### Work instructions
Reply with nothing except the number of lines that contain the word "Sorensen".

Records from a data collection:
◇ ◇ ◇ ◇ ◇ ◇ ◇
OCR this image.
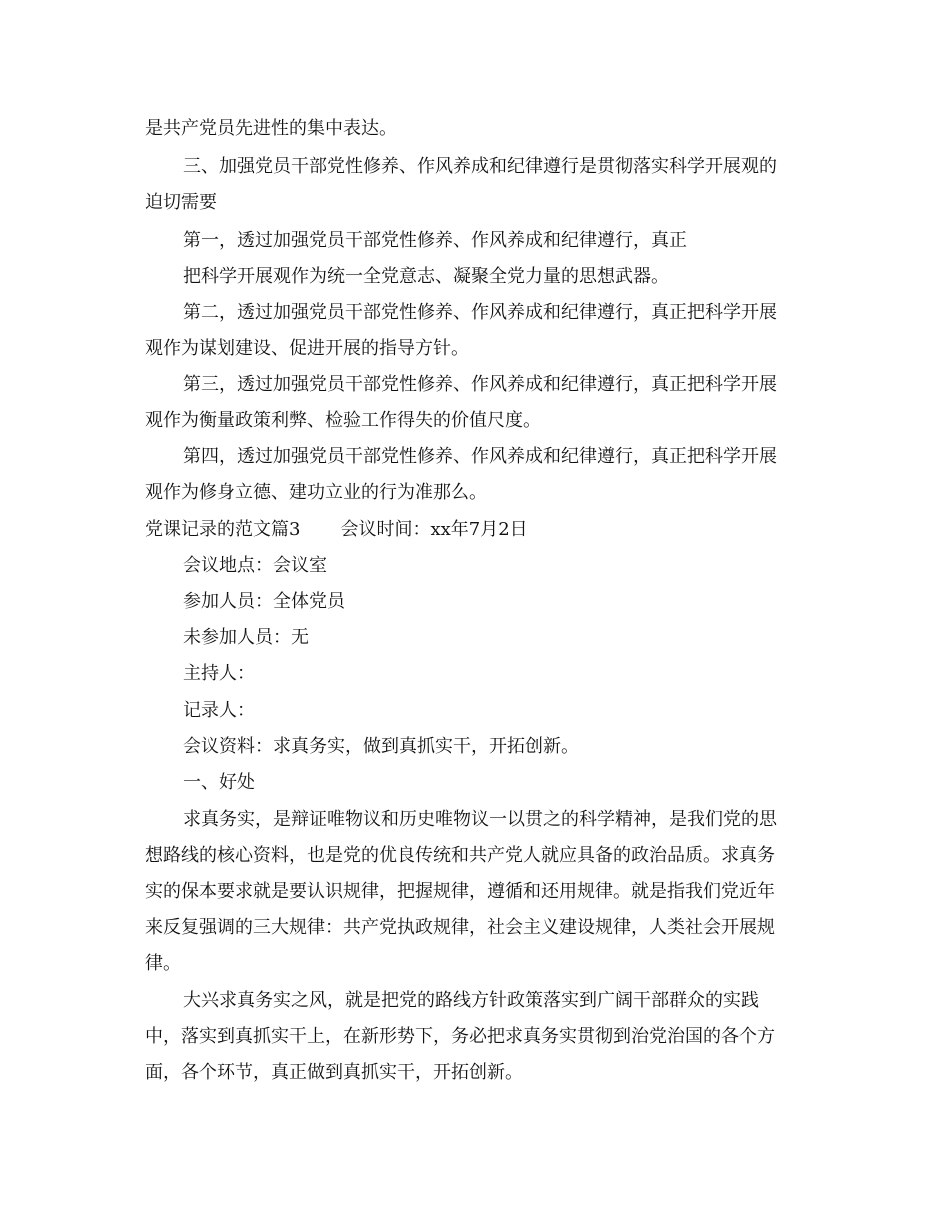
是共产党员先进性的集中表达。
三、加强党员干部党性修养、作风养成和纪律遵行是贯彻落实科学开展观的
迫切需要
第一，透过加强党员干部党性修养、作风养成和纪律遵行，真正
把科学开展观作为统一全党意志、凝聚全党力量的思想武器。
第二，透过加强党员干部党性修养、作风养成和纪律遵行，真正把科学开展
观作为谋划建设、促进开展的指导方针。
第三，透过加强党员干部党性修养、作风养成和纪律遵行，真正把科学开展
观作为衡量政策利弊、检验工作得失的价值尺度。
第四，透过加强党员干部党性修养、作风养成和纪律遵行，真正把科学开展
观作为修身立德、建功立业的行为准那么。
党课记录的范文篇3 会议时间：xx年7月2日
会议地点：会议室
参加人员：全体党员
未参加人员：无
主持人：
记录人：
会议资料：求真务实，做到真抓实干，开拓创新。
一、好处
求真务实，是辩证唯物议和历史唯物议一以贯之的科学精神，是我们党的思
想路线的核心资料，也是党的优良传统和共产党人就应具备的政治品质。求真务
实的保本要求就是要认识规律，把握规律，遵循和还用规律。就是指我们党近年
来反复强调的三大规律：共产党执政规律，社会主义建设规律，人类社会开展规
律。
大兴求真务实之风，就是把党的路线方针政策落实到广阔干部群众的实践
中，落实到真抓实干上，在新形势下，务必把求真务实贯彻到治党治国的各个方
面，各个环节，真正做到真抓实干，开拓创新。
◇ ◇ ◇ ◇ ◇ ◇ ◇
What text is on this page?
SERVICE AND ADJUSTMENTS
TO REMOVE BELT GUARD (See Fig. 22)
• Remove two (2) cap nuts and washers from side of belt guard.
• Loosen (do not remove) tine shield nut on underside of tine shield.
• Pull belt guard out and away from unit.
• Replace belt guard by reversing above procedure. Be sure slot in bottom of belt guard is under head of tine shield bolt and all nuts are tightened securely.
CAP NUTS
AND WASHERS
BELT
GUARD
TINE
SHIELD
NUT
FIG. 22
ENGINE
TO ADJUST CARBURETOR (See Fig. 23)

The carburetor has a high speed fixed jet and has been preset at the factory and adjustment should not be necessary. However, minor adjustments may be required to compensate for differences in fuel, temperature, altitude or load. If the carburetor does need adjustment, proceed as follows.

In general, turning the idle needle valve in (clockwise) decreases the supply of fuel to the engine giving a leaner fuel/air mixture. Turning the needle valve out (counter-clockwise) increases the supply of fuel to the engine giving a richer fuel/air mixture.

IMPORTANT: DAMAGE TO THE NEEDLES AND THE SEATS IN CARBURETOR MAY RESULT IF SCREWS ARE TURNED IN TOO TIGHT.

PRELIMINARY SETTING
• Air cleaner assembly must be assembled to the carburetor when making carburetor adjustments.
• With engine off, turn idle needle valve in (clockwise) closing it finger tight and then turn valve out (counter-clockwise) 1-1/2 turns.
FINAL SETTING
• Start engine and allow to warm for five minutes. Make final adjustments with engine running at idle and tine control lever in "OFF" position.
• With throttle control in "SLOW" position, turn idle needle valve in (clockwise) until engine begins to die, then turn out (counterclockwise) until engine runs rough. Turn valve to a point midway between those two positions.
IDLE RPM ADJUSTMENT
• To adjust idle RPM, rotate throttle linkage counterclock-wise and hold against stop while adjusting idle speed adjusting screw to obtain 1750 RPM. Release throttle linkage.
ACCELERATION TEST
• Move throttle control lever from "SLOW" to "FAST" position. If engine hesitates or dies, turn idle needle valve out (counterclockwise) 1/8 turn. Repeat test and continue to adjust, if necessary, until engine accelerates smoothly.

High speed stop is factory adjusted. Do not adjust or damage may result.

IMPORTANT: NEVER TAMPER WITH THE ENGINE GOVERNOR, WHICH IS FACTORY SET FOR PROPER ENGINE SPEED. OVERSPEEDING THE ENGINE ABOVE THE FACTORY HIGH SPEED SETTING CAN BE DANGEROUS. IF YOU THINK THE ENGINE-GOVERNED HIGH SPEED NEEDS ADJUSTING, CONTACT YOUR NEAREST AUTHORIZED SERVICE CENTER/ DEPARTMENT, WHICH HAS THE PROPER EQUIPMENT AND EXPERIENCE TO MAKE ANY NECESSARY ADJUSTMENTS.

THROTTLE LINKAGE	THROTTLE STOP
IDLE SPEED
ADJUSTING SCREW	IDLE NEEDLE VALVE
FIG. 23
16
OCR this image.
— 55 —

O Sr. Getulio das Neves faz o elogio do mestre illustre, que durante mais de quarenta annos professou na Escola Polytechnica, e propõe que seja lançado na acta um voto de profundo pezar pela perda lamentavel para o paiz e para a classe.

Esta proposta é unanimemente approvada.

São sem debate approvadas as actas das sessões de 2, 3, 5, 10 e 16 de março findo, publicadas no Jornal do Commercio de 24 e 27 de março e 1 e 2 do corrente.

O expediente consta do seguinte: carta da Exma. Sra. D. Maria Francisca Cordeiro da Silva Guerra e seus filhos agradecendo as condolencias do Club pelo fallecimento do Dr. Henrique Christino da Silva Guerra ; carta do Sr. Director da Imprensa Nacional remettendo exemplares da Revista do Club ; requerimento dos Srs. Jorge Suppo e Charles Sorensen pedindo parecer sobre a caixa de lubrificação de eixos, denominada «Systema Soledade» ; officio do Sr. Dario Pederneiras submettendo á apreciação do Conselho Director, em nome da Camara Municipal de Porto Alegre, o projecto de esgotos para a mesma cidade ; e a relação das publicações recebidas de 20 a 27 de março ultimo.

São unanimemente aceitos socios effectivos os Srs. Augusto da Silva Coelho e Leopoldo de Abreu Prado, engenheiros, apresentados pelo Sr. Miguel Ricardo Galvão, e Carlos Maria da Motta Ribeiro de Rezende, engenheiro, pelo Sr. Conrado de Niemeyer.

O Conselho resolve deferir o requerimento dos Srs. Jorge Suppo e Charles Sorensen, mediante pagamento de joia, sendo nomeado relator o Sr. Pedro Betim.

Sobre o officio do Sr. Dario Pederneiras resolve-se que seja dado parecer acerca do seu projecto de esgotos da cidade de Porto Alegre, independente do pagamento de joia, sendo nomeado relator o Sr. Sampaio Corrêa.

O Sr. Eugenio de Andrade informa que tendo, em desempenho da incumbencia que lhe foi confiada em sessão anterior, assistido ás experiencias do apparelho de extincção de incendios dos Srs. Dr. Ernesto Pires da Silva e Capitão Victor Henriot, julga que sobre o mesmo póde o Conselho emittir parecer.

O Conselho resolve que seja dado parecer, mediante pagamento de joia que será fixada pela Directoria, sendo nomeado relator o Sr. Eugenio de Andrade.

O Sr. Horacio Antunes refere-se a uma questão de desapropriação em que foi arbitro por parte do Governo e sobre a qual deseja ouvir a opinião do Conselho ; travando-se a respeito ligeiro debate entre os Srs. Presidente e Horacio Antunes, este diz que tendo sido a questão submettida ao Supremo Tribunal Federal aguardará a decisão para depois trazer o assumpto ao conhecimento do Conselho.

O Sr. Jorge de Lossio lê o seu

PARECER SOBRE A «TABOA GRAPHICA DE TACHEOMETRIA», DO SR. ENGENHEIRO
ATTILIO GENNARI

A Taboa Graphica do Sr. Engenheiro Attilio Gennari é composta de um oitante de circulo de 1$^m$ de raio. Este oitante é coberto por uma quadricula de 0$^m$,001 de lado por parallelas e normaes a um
◇ ◇ ◇ ◇ ◇ ◇ ◇
### Output of the task
2